[Stored records]
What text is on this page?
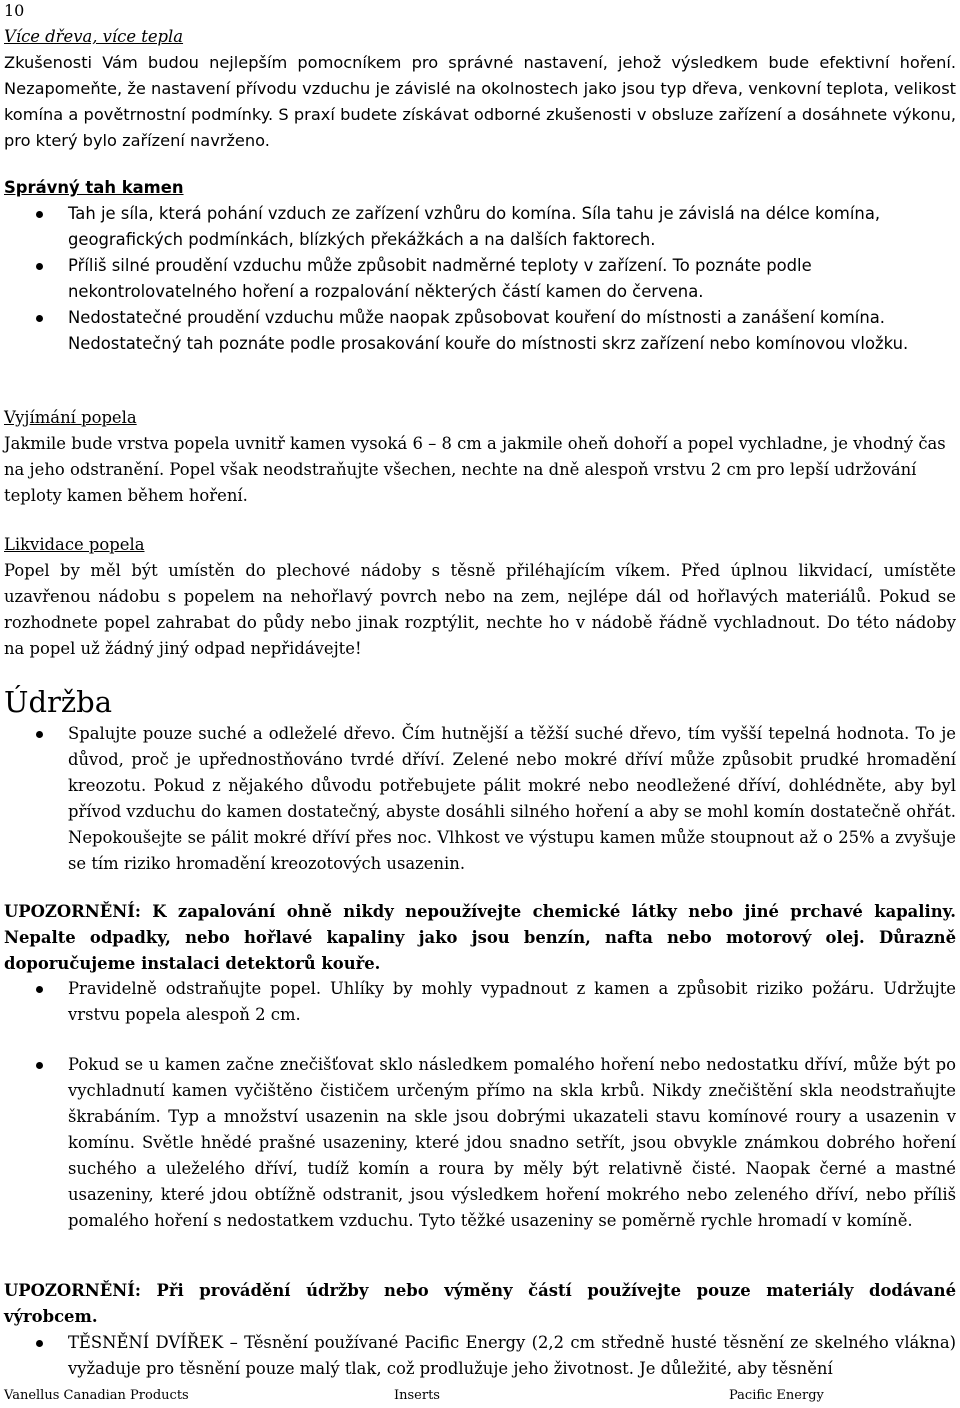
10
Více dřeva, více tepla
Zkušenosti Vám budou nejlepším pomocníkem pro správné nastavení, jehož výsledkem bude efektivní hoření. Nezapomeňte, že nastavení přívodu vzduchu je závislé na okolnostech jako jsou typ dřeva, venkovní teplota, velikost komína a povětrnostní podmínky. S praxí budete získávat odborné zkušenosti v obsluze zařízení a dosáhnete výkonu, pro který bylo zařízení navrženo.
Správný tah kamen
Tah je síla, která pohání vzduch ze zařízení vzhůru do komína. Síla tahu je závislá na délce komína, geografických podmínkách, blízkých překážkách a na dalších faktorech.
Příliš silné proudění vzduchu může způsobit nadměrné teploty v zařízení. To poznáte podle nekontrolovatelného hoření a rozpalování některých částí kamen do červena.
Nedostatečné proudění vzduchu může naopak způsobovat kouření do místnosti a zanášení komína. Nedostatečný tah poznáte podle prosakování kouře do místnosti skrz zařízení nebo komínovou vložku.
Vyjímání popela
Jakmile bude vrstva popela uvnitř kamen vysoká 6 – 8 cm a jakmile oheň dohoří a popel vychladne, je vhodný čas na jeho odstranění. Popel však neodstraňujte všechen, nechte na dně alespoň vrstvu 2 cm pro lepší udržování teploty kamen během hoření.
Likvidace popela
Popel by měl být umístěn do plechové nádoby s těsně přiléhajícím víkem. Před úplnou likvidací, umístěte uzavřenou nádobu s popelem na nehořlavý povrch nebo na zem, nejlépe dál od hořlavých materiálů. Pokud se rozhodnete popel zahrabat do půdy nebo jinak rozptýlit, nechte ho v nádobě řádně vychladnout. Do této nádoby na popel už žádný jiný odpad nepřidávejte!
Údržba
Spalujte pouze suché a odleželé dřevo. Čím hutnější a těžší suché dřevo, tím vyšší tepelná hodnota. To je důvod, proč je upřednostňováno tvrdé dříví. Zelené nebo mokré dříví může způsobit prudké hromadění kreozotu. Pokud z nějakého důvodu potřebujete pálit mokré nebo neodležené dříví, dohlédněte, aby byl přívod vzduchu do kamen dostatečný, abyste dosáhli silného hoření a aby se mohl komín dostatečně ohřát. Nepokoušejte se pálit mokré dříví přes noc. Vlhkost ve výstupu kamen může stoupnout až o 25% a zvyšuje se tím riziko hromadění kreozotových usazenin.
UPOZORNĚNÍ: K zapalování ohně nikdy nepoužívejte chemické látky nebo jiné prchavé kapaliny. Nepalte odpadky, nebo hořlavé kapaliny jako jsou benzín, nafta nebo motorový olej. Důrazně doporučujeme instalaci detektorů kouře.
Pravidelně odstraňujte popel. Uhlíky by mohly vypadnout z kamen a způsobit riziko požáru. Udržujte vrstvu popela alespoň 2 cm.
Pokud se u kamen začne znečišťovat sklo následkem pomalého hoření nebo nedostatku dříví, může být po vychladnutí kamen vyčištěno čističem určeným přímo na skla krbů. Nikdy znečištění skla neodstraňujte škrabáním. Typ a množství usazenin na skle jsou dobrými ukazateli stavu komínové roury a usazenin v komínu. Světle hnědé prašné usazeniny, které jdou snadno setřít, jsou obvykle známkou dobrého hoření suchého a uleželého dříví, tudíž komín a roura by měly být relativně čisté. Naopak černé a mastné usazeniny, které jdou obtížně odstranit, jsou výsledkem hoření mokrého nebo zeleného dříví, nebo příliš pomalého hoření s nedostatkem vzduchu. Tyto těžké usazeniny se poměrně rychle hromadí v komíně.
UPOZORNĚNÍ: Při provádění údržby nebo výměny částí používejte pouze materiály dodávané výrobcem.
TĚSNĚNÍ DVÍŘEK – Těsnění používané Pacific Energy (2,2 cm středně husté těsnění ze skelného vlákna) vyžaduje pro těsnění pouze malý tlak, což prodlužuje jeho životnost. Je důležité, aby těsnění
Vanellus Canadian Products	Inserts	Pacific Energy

§ **Exercise task**:
Output the entries above exactly, without their pictures.

§ **Exercise answer**:
What text is on this page?
10
Více dřeva, více tepla
Zkušenosti Vám budou nejlepším pomocníkem pro správné nastavení, jehož výsledkem bude efektivní hoření. Nezapomeňte, že nastavení přívodu vzduchu je závislé na okolnostech jako jsou typ dřeva, venkovní teplota, velikost komína a povětrnostní podmínky. S praxí budete získávat odborné zkušenosti v obsluze zařízení a dosáhnete výkonu, pro který bylo zařízení navrženo.
Správný tah kamen
Tah je síla, která pohání vzduch ze zařízení vzhůru do komína. Síla tahu je závislá na délce komína, geografických podmínkách, blízkých překážkách a na dalších faktorech.
Příliš silné proudění vzduchu může způsobit nadměrné teploty v zařízení. To poznáte podle nekontrolovatelného hoření a rozpalování některých částí kamen do červena.
Nedostatečné proudění vzduchu může naopak způsobovat kouření do místnosti a zanášení komína. Nedostatečný tah poznáte podle prosakování kouře do místnosti skrz zařízení nebo komínovou vložku.
Vyjímání popela
Jakmile bude vrstva popela uvnitř kamen vysoká 6 – 8 cm a jakmile oheň dohoří a popel vychladne, je vhodný čas na jeho odstranění. Popel však neodstraňujte všechen, nechte na dně alespoň vrstvu 2 cm pro lepší udržování teploty kamen během hoření.
Likvidace popela
Popel by měl být umístěn do plechové nádoby s těsně přiléhajícím víkem. Před úplnou likvidací, umístěte uzavřenou nádobu s popelem na nehořlavý povrch nebo na zem, nejlépe dál od hořlavých materiálů. Pokud se rozhodnete popel zahrabat do půdy nebo jinak rozptýlit, nechte ho v nádobě řádně vychladnout. Do této nádoby na popel už žádný jiný odpad nepřidávejte!
Údržba
Spalujte pouze suché a odleželé dřevo. Čím hutnější a těžší suché dřevo, tím vyšší tepelná hodnota. To je důvod, proč je upřednostňováno tvrdé dříví. Zelené nebo mokré dříví může způsobit prudké hromadění kreozotu. Pokud z nějakého důvodu potřebujete pálit mokré nebo neodležené dříví, dohlédněte, aby byl přívod vzduchu do kamen dostatečný, abyste dosáhli silného hoření a aby se mohl komín dostatečně ohřát. Nepokoušejte se pálit mokré dříví přes noc. Vlhkost ve výstupu kamen může stoupnout až o 25% a zvyšuje se tím riziko hromadění kreozotových usazenin.
UPOZORNĚNÍ: K zapalování ohně nikdy nepoužívejte chemické látky nebo jiné prchavé kapaliny. Nepalte odpadky, nebo hořlavé kapaliny jako jsou benzín, nafta nebo motorový olej. Důrazně doporučujeme instalaci detektorů kouře.
Pravidelně odstraňujte popel. Uhlíky by mohly vypadnout z kamen a způsobit riziko požáru. Udržujte vrstvu popela alespoň 2 cm.
Pokud se u kamen začne znečišťovat sklo následkem pomalého hoření nebo nedostatku dříví, může být po vychladnutí kamen vyčištěno čističem určeným přímo na skla krbů. Nikdy znečištění skla neodstraňujte škrabáním. Typ a množství usazenin na skle jsou dobrými ukazateli stavu komínové roury a usazenin v komínu. Světle hnědé prašné usazeniny, které jdou snadno setřít, jsou obvykle známkou dobrého hoření suchého a uleželého dříví, tudíž komín a roura by měly být relativně čisté. Naopak černé a mastné usazeniny, které jdou obtížně odstranit, jsou výsledkem hoření mokrého nebo zeleného dříví, nebo příliš pomalého hoření s nedostatkem vzduchu. Tyto těžké usazeniny se poměrně rychle hromadí v komíně.
UPOZORNĚNÍ: Při provádění údržby nebo výměny částí používejte pouze materiály dodávané výrobcem.
TĚSNĚNÍ DVÍŘEK – Těsnění používané Pacific Energy (2,2 cm středně husté těsnění ze skelného vlákna) vyžaduje pro těsnění pouze malý tlak, což prodlužuje jeho životnost. Je důležité, aby těsnění
Vanellus Canadian Products	Inserts	Pacific Energy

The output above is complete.